What is needed
Your answer should be one number: how many lines of the data include the string "kwartał"?

Entries provided
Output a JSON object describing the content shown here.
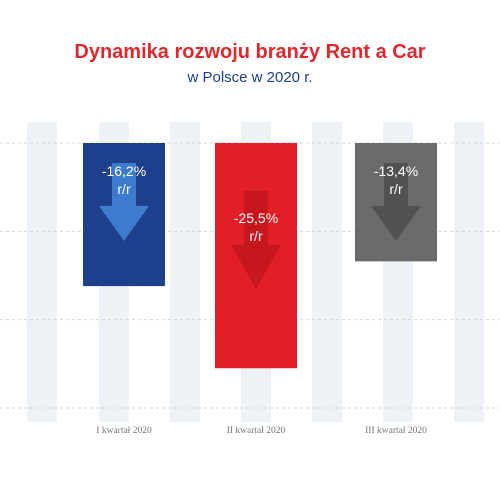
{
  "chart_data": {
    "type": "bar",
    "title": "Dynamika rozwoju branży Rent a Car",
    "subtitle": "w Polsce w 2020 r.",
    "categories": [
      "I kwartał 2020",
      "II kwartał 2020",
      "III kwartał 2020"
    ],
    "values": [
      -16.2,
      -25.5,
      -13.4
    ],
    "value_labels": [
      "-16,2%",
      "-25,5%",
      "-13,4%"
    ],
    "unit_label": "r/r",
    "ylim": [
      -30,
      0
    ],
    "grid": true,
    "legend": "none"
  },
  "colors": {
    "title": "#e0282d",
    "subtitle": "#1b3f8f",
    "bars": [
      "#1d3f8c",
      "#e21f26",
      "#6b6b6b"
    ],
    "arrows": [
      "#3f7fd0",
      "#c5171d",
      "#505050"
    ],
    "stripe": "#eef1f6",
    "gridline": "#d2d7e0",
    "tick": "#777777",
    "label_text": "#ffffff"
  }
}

Response below
3